Data in this exercise:

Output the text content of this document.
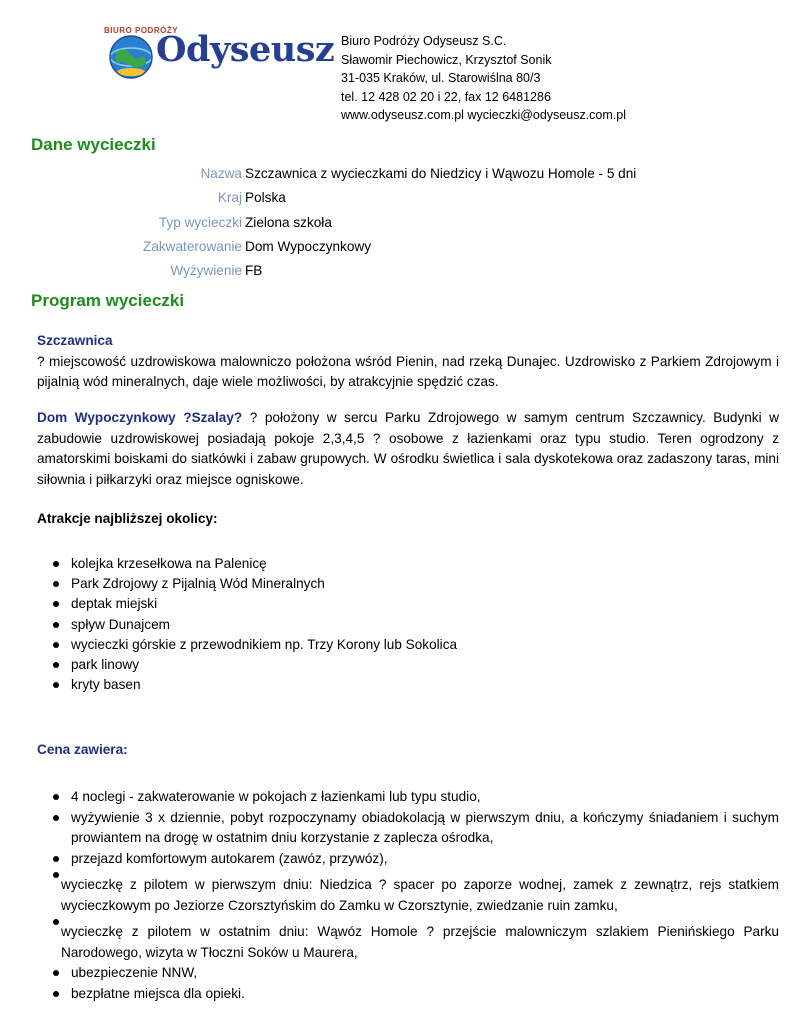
BIURO PODRÓŻY
Odyseusz Biuro Podróży Odyseusz S.C.
Sławomir Piechowicz, Krzysztof Sonik
31-035 Kraków, ul. Starowiślna 80/3
tel. 12 428 02 20 i 22, fax 12 6481286
www.odyseusz.com.pl wycieczki@odyseusz.com.pl
Dane wycieczki
Nazwa Szczawnica z wycieczkami do Niedzicy i Wąwozu Homole - 5 dni
Kraj Polska
Typ wycieczki Zielona szkoła
Zakwaterowanie Dom Wypoczynkowy
Wyżywienie FB
Program wycieczki
Szczawnica
? miejscowość uzdrowiskowa malowniczo położona wśród Pienin, nad rzeką Dunajec. Uzdrowisko z Parkiem Zdrojowym i pijalnią wód mineralnych, daje wiele możliwości, by atrakcyjnie spędzić czas.
Dom Wypoczynkowy ?Szalay? ? położony w sercu Parku Zdrojowego w samym centrum Szczawnicy. Budynki w zabudowie uzdrowiskowej posiadają pokoje 2,3,4,5 ? osobowe z łazienkami oraz typu studio. Teren ogrodzony z amatorskimi boiskami do siatkówki i zabaw grupowych. W ośrodku świetlica i sala dyskotekowa oraz zadaszony taras, mini siłownia i piłkarzyki oraz miejsce ogniskowe.
Atrakcje najbliższej okolicy:
kolejka krzesełkowa na Palenicę
Park Zdrojowy z Pijalnią Wód Mineralnych
deptak miejski
spływ Dunajcem
wycieczki górskie z przewodnikiem np. Trzy Korony lub Sokolica
park linowy
kryty basen
Cena zawiera:
4 noclegi - zakwaterowanie w pokojach z łazienkami lub typu studio,
wyżywienie 3 x dziennie, pobyt rozpoczynamy obiadokolacją w pierwszym dniu, a kończymy śniadaniem i suchym prowiantem na drogę w ostatnim dniu korzystanie z zaplecza ośrodka,
przejazd komfortowym autokarem (zawóz, przywóz),
wycieczkę z pilotem w pierwszym dniu: Niedzica ? spacer po zaporze wodnej, zamek z zewnątrz, rejs statkiem wycieczkowym po Jeziorze Czorsztyńskim do Zamku w Czorsztynie, zwiedzanie ruin zamku,
wycieczkę z pilotem w ostatnim dniu: Wąwóz Homole ? przejście malowniczym szlakiem Pienińskiego Parku Narodowego, wizyta w Tłoczni Soków u Maurera,
ubezpieczenie NNW,
bezpłatne miejsca dla opieki.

What you should do:
Look for lines containing the string "Wypoczynkowy" and copy them all.

Result:
Zakwaterowanie Dom Wypoczynkowy
Dom Wypoczynkowy ?Szalay? ? położony w sercu Parku Zdrojowego w samym centrum Szczawnicy. Budynki w zabudowie uzdrowiskowej posiadają pokoje 2,3,4,5 ? osobowe z łazienkami oraz typu studio. Teren ogrodzony z amatorskimi boiskami do siatkówki i zabaw grupowych. W ośrodku świetlica i sala dyskotekowa oraz zadaszony taras, mini siłownia i piłkarzyki oraz miejsce ogniskowe.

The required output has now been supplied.